===== Provided data

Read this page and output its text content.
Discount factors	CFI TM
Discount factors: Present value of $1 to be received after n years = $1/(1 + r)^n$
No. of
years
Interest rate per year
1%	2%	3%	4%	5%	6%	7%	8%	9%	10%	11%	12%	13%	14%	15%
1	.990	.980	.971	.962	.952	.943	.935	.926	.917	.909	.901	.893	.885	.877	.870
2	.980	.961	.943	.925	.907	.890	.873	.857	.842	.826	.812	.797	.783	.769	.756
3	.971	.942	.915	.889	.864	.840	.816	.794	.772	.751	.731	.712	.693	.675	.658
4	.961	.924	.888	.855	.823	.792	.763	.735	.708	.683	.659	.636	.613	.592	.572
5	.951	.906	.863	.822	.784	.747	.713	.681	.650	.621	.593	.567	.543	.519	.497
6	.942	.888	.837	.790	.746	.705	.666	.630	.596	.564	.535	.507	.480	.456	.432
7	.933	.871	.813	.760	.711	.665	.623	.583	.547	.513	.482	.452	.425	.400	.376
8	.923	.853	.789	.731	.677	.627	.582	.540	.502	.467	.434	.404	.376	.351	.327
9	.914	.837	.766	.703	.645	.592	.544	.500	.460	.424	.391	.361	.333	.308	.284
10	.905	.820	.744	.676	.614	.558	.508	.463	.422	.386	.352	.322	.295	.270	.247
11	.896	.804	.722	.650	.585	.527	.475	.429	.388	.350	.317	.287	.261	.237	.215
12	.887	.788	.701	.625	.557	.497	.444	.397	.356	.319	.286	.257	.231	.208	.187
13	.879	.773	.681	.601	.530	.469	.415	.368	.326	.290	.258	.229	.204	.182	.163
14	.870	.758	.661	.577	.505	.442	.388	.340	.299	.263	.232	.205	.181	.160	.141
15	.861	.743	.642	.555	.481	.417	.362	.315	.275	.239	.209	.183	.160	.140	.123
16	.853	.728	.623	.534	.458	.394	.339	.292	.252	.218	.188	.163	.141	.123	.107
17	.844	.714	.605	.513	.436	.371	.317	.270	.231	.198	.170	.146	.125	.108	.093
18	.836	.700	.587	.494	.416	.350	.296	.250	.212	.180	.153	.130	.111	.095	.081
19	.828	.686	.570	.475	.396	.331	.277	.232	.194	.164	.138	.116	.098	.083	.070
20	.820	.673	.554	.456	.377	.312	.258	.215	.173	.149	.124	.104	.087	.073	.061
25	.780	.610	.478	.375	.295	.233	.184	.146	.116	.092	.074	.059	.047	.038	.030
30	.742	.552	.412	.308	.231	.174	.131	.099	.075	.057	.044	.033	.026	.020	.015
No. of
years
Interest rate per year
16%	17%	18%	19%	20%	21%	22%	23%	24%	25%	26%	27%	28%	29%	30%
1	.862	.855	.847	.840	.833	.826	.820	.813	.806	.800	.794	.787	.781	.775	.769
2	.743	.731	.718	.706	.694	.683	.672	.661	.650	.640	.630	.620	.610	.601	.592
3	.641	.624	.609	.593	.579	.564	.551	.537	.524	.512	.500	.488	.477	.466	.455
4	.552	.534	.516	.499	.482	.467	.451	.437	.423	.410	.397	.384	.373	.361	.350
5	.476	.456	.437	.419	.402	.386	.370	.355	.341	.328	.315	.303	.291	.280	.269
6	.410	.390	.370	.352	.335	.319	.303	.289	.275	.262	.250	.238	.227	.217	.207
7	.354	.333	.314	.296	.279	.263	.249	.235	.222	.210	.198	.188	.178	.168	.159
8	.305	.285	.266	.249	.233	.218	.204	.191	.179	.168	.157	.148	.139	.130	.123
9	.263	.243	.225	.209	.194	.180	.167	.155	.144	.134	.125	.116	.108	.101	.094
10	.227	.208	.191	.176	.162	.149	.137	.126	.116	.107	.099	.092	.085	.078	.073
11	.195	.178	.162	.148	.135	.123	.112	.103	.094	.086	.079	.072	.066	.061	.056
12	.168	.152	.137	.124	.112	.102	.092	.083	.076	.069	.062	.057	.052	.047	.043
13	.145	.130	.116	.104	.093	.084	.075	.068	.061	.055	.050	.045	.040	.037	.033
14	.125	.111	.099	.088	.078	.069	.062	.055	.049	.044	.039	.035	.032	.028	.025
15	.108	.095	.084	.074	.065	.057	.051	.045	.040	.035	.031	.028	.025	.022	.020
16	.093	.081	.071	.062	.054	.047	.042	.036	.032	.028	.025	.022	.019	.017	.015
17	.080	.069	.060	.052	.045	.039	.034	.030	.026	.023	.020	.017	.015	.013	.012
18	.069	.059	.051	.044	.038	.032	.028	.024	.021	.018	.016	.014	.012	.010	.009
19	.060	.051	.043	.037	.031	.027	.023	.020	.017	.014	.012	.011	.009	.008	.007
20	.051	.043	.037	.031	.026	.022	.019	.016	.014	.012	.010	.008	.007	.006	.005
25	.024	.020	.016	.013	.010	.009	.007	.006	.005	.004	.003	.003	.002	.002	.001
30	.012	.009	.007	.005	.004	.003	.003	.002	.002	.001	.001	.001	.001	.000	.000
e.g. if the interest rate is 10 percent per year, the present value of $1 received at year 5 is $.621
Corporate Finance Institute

==========

**Set problem**.
Reproduce each record exactly, leaving nothing out.

**Complete output**.
Read this page and output its text content.
Discount factors	CFI TM
Discount factors: Present value of $1 to be received after n years = $1/(1 + r)^n$
No. of
years
Interest rate per year
1%	2%	3%	4%	5%	6%	7%	8%	9%	10%	11%	12%	13%	14%	15%
1	.990	.980	.971	.962	.952	.943	.935	.926	.917	.909	.901	.893	.885	.877	.870
2	.980	.961	.943	.925	.907	.890	.873	.857	.842	.826	.812	.797	.783	.769	.756
3	.971	.942	.915	.889	.864	.840	.816	.794	.772	.751	.731	.712	.693	.675	.658
4	.961	.924	.888	.855	.823	.792	.763	.735	.708	.683	.659	.636	.613	.592	.572
5	.951	.906	.863	.822	.784	.747	.713	.681	.650	.621	.593	.567	.543	.519	.497
6	.942	.888	.837	.790	.746	.705	.666	.630	.596	.564	.535	.507	.480	.456	.432
7	.933	.871	.813	.760	.711	.665	.623	.583	.547	.513	.482	.452	.425	.400	.376
8	.923	.853	.789	.731	.677	.627	.582	.540	.502	.467	.434	.404	.376	.351	.327
9	.914	.837	.766	.703	.645	.592	.544	.500	.460	.424	.391	.361	.333	.308	.284
10	.905	.820	.744	.676	.614	.558	.508	.463	.422	.386	.352	.322	.295	.270	.247
11	.896	.804	.722	.650	.585	.527	.475	.429	.388	.350	.317	.287	.261	.237	.215
12	.887	.788	.701	.625	.557	.497	.444	.397	.356	.319	.286	.257	.231	.208	.187
13	.879	.773	.681	.601	.530	.469	.415	.368	.326	.290	.258	.229	.204	.182	.163
14	.870	.758	.661	.577	.505	.442	.388	.340	.299	.263	.232	.205	.181	.160	.141
15	.861	.743	.642	.555	.481	.417	.362	.315	.275	.239	.209	.183	.160	.140	.123
16	.853	.728	.623	.534	.458	.394	.339	.292	.252	.218	.188	.163	.141	.123	.107
17	.844	.714	.605	.513	.436	.371	.317	.270	.231	.198	.170	.146	.125	.108	.093
18	.836	.700	.587	.494	.416	.350	.296	.250	.212	.180	.153	.130	.111	.095	.081
19	.828	.686	.570	.475	.396	.331	.277	.232	.194	.164	.138	.116	.098	.083	.070
20	.820	.673	.554	.456	.377	.312	.258	.215	.173	.149	.124	.104	.087	.073	.061
25	.780	.610	.478	.375	.295	.233	.184	.146	.116	.092	.074	.059	.047	.038	.030
30	.742	.552	.412	.308	.231	.174	.131	.099	.075	.057	.044	.033	.026	.020	.015
No. of
years
Interest rate per year
16%	17%	18%	19%	20%	21%	22%	23%	24%	25%	26%	27%	28%	29%	30%
1	.862	.855	.847	.840	.833	.826	.820	.813	.806	.800	.794	.787	.781	.775	.769
2	.743	.731	.718	.706	.694	.683	.672	.661	.650	.640	.630	.620	.610	.601	.592
3	.641	.624	.609	.593	.579	.564	.551	.537	.524	.512	.500	.488	.477	.466	.455
4	.552	.534	.516	.499	.482	.467	.451	.437	.423	.410	.397	.384	.373	.361	.350
5	.476	.456	.437	.419	.402	.386	.370	.355	.341	.328	.315	.303	.291	.280	.269
6	.410	.390	.370	.352	.335	.319	.303	.289	.275	.262	.250	.238	.227	.217	.207
7	.354	.333	.314	.296	.279	.263	.249	.235	.222	.210	.198	.188	.178	.168	.159
8	.305	.285	.266	.249	.233	.218	.204	.191	.179	.168	.157	.148	.139	.130	.123
9	.263	.243	.225	.209	.194	.180	.167	.155	.144	.134	.125	.116	.108	.101	.094
10	.227	.208	.191	.176	.162	.149	.137	.126	.116	.107	.099	.092	.085	.078	.073
11	.195	.178	.162	.148	.135	.123	.112	.103	.094	.086	.079	.072	.066	.061	.056
12	.168	.152	.137	.124	.112	.102	.092	.083	.076	.069	.062	.057	.052	.047	.043
13	.145	.130	.116	.104	.093	.084	.075	.068	.061	.055	.050	.045	.040	.037	.033
14	.125	.111	.099	.088	.078	.069	.062	.055	.049	.044	.039	.035	.032	.028	.025
15	.108	.095	.084	.074	.065	.057	.051	.045	.040	.035	.031	.028	.025	.022	.020
16	.093	.081	.071	.062	.054	.047	.042	.036	.032	.028	.025	.022	.019	.017	.015
17	.080	.069	.060	.052	.045	.039	.034	.030	.026	.023	.020	.017	.015	.013	.012
18	.069	.059	.051	.044	.038	.032	.028	.024	.021	.018	.016	.014	.012	.010	.009
19	.060	.051	.043	.037	.031	.027	.023	.020	.017	.014	.012	.011	.009	.008	.007
20	.051	.043	.037	.031	.026	.022	.019	.016	.014	.012	.010	.008	.007	.006	.005
25	.024	.020	.016	.013	.010	.009	.007	.006	.005	.004	.003	.003	.002	.002	.001
30	.012	.009	.007	.005	.004	.003	.003	.002	.002	.001	.001	.001	.001	.000	.000
e.g. if the interest rate is 10 percent per year, the present value of $1 received at year 5 is $.621
Corporate Finance Institute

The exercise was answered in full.